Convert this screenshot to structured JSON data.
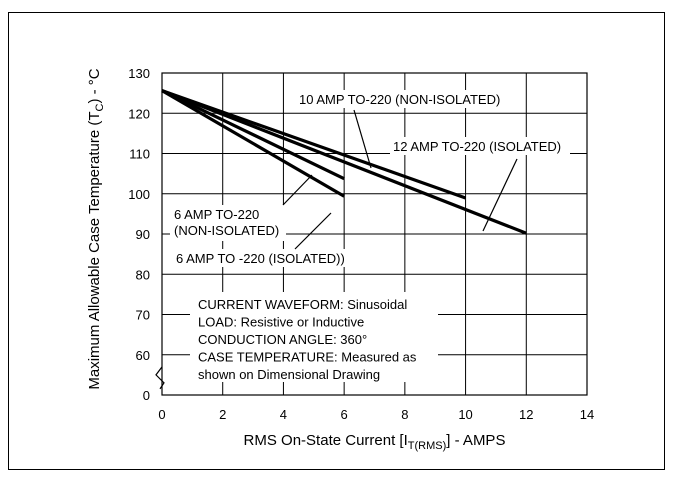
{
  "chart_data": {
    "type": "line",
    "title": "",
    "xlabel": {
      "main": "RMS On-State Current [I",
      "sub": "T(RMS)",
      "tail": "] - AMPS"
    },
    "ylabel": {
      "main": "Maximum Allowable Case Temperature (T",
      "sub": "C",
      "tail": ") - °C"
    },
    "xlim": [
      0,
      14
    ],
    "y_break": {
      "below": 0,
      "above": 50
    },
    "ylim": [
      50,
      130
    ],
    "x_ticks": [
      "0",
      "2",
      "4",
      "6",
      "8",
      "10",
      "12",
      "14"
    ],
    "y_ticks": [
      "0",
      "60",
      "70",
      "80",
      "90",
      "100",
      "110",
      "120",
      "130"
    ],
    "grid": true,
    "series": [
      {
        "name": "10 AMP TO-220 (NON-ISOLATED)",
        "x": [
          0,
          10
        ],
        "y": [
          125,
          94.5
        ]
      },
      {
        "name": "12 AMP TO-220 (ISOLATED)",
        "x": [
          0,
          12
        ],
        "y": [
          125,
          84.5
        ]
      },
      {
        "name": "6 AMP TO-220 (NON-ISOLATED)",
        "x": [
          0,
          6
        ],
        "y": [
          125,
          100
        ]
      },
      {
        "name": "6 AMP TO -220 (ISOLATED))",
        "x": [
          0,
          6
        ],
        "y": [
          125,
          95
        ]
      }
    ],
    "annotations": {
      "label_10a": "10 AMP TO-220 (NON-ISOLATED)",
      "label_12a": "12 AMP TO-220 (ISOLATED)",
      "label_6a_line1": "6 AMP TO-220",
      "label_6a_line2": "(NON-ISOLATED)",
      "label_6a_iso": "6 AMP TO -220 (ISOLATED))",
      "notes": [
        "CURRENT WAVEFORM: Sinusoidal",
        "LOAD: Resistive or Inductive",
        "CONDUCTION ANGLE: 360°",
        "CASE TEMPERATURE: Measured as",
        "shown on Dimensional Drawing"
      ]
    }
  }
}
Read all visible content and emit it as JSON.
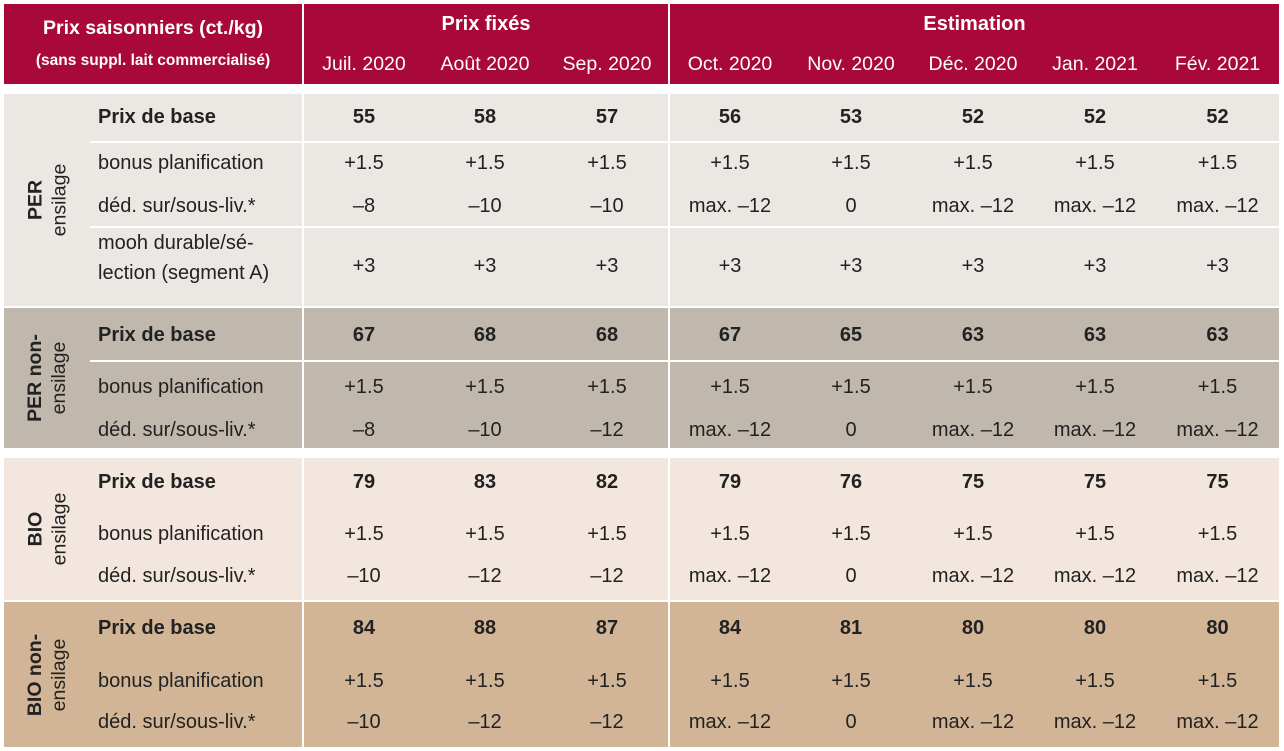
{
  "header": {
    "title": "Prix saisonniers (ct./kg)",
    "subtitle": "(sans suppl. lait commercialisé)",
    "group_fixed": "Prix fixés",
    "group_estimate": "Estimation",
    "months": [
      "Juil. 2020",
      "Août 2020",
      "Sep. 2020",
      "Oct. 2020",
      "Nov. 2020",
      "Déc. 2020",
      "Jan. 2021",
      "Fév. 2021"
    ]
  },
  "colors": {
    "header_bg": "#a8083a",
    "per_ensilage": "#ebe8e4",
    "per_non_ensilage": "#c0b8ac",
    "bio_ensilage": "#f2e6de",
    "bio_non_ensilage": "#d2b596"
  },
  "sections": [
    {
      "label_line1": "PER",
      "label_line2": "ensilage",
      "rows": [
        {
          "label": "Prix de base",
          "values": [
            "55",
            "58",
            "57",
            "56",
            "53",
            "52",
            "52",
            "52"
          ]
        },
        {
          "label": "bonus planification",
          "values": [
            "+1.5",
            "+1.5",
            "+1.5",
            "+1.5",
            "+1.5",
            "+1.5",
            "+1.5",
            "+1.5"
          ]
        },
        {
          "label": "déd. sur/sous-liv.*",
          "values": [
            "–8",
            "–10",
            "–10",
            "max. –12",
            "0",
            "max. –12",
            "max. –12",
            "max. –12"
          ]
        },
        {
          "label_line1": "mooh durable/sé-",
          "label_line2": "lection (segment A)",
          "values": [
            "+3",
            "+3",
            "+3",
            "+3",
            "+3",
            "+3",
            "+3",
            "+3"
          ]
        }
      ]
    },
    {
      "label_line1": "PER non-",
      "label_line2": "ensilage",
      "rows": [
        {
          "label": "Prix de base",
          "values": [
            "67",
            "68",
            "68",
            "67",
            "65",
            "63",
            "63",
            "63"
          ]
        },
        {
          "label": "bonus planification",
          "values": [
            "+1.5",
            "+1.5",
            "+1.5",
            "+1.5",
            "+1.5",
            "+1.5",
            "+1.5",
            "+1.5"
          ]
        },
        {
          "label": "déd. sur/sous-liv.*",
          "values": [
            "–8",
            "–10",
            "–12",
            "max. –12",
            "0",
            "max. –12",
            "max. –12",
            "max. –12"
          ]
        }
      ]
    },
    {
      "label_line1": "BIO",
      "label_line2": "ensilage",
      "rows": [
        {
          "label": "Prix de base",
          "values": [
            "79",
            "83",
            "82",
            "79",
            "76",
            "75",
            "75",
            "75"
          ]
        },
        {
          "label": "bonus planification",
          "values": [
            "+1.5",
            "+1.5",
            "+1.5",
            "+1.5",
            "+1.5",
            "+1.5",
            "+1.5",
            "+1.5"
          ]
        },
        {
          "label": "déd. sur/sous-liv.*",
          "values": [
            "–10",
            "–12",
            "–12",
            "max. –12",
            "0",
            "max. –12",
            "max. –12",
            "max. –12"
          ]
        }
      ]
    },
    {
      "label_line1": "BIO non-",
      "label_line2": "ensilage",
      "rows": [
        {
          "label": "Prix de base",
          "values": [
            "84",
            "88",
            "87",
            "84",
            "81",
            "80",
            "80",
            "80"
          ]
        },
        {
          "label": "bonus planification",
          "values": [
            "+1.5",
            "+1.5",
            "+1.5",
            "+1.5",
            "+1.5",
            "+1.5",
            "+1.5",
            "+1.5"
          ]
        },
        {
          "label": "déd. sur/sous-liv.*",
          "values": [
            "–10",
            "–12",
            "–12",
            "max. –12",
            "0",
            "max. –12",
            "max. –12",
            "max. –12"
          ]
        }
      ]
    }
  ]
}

------------

Instructions to follow: Take the listing above and restate it word for word, without its pictures.

Result of the exercise:
Convert this screenshot to structured JSON data.
{
  "chart_data": {
    "type": "line",
    "title": "",
    "xlabel": {
      "main": "RMS On-State Current [I",
      "sub": "T(RMS)",
      "tail": "] - AMPS"
    },
    "ylabel": {
      "main": "Maximum Allowable Case Temperature (T",
      "sub": "C",
      "tail": ") - °C"
    },
    "xlim": [
      0,
      14
    ],
    "y_break": {
      "below": 0,
      "above": 50
    },
    "ylim": [
      50,
      130
    ],
    "x_ticks": [
      "0",
      "2",
      "4",
      "6",
      "8",
      "10",
      "12",
      "14"
    ],
    "y_ticks": [
      "0",
      "60",
      "70",
      "80",
      "90",
      "100",
      "110",
      "120",
      "130"
    ],
    "grid": true,
    "series": [
      {
        "name": "10 AMP TO-220 (NON-ISOLATED)",
        "x": [
          0,
          10
        ],
        "y": [
          125,
          94.5
        ]
      },
      {
        "name": "12 AMP TO-220 (ISOLATED)",
        "x": [
          0,
          12
        ],
        "y": [
          125,
          84.5
        ]
      },
      {
        "name": "6 AMP TO-220 (NON-ISOLATED)",
        "x": [
          0,
          6
        ],
        "y": [
          125,
          100
        ]
      },
      {
        "name": "6 AMP TO -220 (ISOLATED))",
        "x": [
          0,
          6
        ],
        "y": [
          125,
          95
        ]
      }
    ],
    "annotations": {
      "label_10a": "10 AMP TO-220 (NON-ISOLATED)",
      "label_12a": "12 AMP TO-220 (ISOLATED)",
      "label_6a_line1": "6 AMP TO-220",
      "label_6a_line2": "(NON-ISOLATED)",
      "label_6a_iso": "6 AMP TO -220 (ISOLATED))",
      "notes": [
        "CURRENT WAVEFORM: Sinusoidal",
        "LOAD: Resistive or Inductive",
        "CONDUCTION ANGLE: 360°",
        "CASE TEMPERATURE: Measured as",
        "shown on Dimensional Drawing"
      ]
    }
  }
}
Read all visible content and emit it as JSON.
{
  "header": {
    "title": "Prix saisonniers (ct./kg)",
    "subtitle": "(sans suppl. lait commercialisé)",
    "group_fixed": "Prix fixés",
    "group_estimate": "Estimation",
    "months": [
      "Juil. 2020",
      "Août 2020",
      "Sep. 2020",
      "Oct. 2020",
      "Nov. 2020",
      "Déc. 2020",
      "Jan. 2021",
      "Fév. 2021"
    ]
  },
  "colors": {
    "header_bg": "#a8083a",
    "per_ensilage": "#ebe8e4",
    "per_non_ensilage": "#c0b8ac",
    "bio_ensilage": "#f2e6de",
    "bio_non_ensilage": "#d2b596"
  },
  "sections": [
    {
      "label_line1": "PER",
      "label_line2": "ensilage",
      "rows": [
        {
          "label": "Prix de base",
          "values": [
            "55",
            "58",
            "57",
            "56",
            "53",
            "52",
            "52",
            "52"
          ]
        },
        {
          "label": "bonus planification",
          "values": [
            "+1.5",
            "+1.5",
            "+1.5",
            "+1.5",
            "+1.5",
            "+1.5",
            "+1.5",
            "+1.5"
          ]
        },
        {
          "label": "déd. sur/sous-liv.*",
          "values": [
            "–8",
            "–10",
            "–10",
            "max. –12",
            "0",
            "max. –12",
            "max. –12",
            "max. –12"
          ]
        },
        {
          "label_line1": "mooh durable/sé-",
          "label_line2": "lection (segment A)",
          "values": [
            "+3",
            "+3",
            "+3",
            "+3",
            "+3",
            "+3",
            "+3",
            "+3"
          ]
        }
      ]
    },
    {
      "label_line1": "PER non-",
      "label_line2": "ensilage",
      "rows": [
        {
          "label": "Prix de base",
          "values": [
            "67",
            "68",
            "68",
            "67",
            "65",
            "63",
            "63",
            "63"
          ]
        },
        {
          "label": "bonus planification",
          "values": [
            "+1.5",
            "+1.5",
            "+1.5",
            "+1.5",
            "+1.5",
            "+1.5",
            "+1.5",
            "+1.5"
          ]
        },
        {
          "label": "déd. sur/sous-liv.*",
          "values": [
            "–8",
            "–10",
            "–12",
            "max. –12",
            "0",
            "max. –12",
            "max. –12",
            "max. –12"
          ]
        }
      ]
    },
    {
      "label_line1": "BIO",
      "label_line2": "ensilage",
      "rows": [
        {
          "label": "Prix de base",
          "values": [
            "79",
            "83",
            "82",
            "79",
            "76",
            "75",
            "75",
            "75"
          ]
        },
        {
          "label": "bonus planification",
          "values": [
            "+1.5",
            "+1.5",
            "+1.5",
            "+1.5",
            "+1.5",
            "+1.5",
            "+1.5",
            "+1.5"
          ]
        },
        {
          "label": "déd. sur/sous-liv.*",
          "values": [
            "–10",
            "–12",
            "–12",
            "max. –12",
            "0",
            "max. –12",
            "max. –12",
            "max. –12"
          ]
        }
      ]
    },
    {
      "label_line1": "BIO non-",
      "label_line2": "ensilage",
      "rows": [
        {
          "label": "Prix de base",
          "values": [
            "84",
            "88",
            "87",
            "84",
            "81",
            "80",
            "80",
            "80"
          ]
        },
        {
          "label": "bonus planification",
          "values": [
            "+1.5",
            "+1.5",
            "+1.5",
            "+1.5",
            "+1.5",
            "+1.5",
            "+1.5",
            "+1.5"
          ]
        },
        {
          "label": "déd. sur/sous-liv.*",
          "values": [
            "–10",
            "–12",
            "–12",
            "max. –12",
            "0",
            "max. –12",
            "max. –12",
            "max. –12"
          ]
        }
      ]
    }
  ]
}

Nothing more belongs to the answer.